» **Written problem**: All material below is to be reproduced exactly.

Dataset items:
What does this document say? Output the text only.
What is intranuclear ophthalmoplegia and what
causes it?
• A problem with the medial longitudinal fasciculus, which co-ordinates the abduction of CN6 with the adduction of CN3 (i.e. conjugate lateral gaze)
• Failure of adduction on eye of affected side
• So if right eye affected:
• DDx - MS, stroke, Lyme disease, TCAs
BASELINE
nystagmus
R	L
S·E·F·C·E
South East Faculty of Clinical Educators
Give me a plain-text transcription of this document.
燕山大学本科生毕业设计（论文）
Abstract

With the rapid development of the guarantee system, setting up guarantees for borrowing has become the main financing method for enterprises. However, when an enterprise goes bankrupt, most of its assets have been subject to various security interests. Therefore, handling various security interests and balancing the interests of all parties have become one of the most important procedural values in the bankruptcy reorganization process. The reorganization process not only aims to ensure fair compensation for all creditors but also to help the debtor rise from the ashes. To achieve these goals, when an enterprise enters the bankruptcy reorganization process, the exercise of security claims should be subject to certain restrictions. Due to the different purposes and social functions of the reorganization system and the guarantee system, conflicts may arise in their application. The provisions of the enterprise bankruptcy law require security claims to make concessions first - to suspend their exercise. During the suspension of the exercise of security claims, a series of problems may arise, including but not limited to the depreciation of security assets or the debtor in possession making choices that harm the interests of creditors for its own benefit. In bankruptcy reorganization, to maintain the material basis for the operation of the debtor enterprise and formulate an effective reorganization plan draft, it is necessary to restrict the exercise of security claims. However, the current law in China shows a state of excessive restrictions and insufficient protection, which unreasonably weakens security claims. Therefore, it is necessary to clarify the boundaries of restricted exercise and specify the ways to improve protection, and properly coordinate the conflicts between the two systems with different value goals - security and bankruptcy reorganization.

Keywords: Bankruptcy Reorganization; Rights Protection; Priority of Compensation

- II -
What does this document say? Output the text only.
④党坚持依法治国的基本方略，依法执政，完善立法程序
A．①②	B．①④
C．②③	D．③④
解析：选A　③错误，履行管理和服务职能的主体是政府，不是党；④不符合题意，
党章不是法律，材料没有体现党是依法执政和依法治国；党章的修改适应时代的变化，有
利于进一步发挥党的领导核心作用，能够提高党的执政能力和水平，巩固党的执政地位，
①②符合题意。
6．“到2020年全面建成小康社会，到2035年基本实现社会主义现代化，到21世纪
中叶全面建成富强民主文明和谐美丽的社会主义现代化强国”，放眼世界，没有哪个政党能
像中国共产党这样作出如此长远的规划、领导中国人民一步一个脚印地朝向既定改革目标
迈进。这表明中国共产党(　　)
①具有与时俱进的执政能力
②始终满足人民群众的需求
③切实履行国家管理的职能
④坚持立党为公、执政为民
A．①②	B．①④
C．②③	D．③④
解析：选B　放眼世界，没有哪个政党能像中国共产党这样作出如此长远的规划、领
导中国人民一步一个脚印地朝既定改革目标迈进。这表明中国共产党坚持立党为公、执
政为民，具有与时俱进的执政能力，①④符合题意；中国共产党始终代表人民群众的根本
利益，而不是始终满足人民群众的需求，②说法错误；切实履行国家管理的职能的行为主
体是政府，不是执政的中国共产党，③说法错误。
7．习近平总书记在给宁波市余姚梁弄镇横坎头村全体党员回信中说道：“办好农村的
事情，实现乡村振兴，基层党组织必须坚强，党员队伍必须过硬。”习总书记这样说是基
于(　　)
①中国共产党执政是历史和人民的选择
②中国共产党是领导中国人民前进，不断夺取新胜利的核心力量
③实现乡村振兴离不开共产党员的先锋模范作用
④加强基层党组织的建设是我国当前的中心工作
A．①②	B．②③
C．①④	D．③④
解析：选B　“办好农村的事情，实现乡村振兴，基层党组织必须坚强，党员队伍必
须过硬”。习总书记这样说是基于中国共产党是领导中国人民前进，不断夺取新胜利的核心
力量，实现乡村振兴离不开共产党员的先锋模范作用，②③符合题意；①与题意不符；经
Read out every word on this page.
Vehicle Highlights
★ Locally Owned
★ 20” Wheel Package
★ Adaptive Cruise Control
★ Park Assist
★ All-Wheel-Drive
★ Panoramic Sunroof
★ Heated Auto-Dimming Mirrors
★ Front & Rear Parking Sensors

» **Task solution**:
What does this document say? Output the text only.
What is intranuclear ophthalmoplegia and what
causes it?
• A problem with the medial longitudinal fasciculus, which co-ordinates the abduction of CN6 with the adduction of CN3 (i.e. conjugate lateral gaze)
• Failure of adduction on eye of affected side
• So if right eye affected:
• DDx - MS, stroke, Lyme disease, TCAs
BASELINE
nystagmus
R	L
S·E·F·C·E
South East Faculty of Clinical Educators
Give me a plain-text transcription of this document.
燕山大学本科生毕业设计（论文）
Abstract

With the rapid development of the guarantee system, setting up guarantees for borrowing has become the main financing method for enterprises. However, when an enterprise goes bankrupt, most of its assets have been subject to various security interests. Therefore, handling various security interests and balancing the interests of all parties have become one of the most important procedural values in the bankruptcy reorganization process. The reorganization process not only aims to ensure fair compensation for all creditors but also to help the debtor rise from the ashes. To achieve these goals, when an enterprise enters the bankruptcy reorganization process, the exercise of security claims should be subject to certain restrictions. Due to the different purposes and social functions of the reorganization system and the guarantee system, conflicts may arise in their application. The provisions of the enterprise bankruptcy law require security claims to make concessions first - to suspend their exercise. During the suspension of the exercise of security claims, a series of problems may arise, including but not limited to the depreciation of security assets or the debtor in possession making choices that harm the interests of creditors for its own benefit. In bankruptcy reorganization, to maintain the material basis for the operation of the debtor enterprise and formulate an effective reorganization plan draft, it is necessary to restrict the exercise of security claims. However, the current law in China shows a state of excessive restrictions and insufficient protection, which unreasonably weakens security claims. Therefore, it is necessary to clarify the boundaries of restricted exercise and specify the ways to improve protection, and properly coordinate the conflicts between the two systems with different value goals - security and bankruptcy reorganization.

Keywords: Bankruptcy Reorganization; Rights Protection; Priority of Compensation

- II -
What does this document say? Output the text only.
④党坚持依法治国的基本方略，依法执政，完善立法程序
A．①②	B．①④
C．②③	D．③④
解析：选A　③错误，履行管理和服务职能的主体是政府，不是党；④不符合题意，
党章不是法律，材料没有体现党是依法执政和依法治国；党章的修改适应时代的变化，有
利于进一步发挥党的领导核心作用，能够提高党的执政能力和水平，巩固党的执政地位，
①②符合题意。
6．“到2020年全面建成小康社会，到2035年基本实现社会主义现代化，到21世纪
中叶全面建成富强民主文明和谐美丽的社会主义现代化强国”，放眼世界，没有哪个政党能
像中国共产党这样作出如此长远的规划、领导中国人民一步一个脚印地朝向既定改革目标
迈进。这表明中国共产党(　　)
①具有与时俱进的执政能力
②始终满足人民群众的需求
③切实履行国家管理的职能
④坚持立党为公、执政为民
A．①②	B．①④
C．②③	D．③④
解析：选B　放眼世界，没有哪个政党能像中国共产党这样作出如此长远的规划、领
导中国人民一步一个脚印地朝既定改革目标迈进。这表明中国共产党坚持立党为公、执
政为民，具有与时俱进的执政能力，①④符合题意；中国共产党始终代表人民群众的根本
利益，而不是始终满足人民群众的需求，②说法错误；切实履行国家管理的职能的行为主
体是政府，不是执政的中国共产党，③说法错误。
7．习近平总书记在给宁波市余姚梁弄镇横坎头村全体党员回信中说道：“办好农村的
事情，实现乡村振兴，基层党组织必须坚强，党员队伍必须过硬。”习总书记这样说是基
于(　　)
①中国共产党执政是历史和人民的选择
②中国共产党是领导中国人民前进，不断夺取新胜利的核心力量
③实现乡村振兴离不开共产党员的先锋模范作用
④加强基层党组织的建设是我国当前的中心工作
A．①②	B．②③
C．①④	D．③④
解析：选B　“办好农村的事情，实现乡村振兴，基层党组织必须坚强，党员队伍必
须过硬”。习总书记这样说是基于中国共产党是领导中国人民前进，不断夺取新胜利的核心
力量，实现乡村振兴离不开共产党员的先锋模范作用，②③符合题意；①与题意不符；经
Read out every word on this page.
Vehicle Highlights
★ Locally Owned
★ 20” Wheel Package
★ Adaptive Cruise Control
★ Park Assist
★ All-Wheel-Drive
★ Panoramic Sunroof
★ Heated Auto-Dimming Mirrors
★ Front & Rear Parking Sensors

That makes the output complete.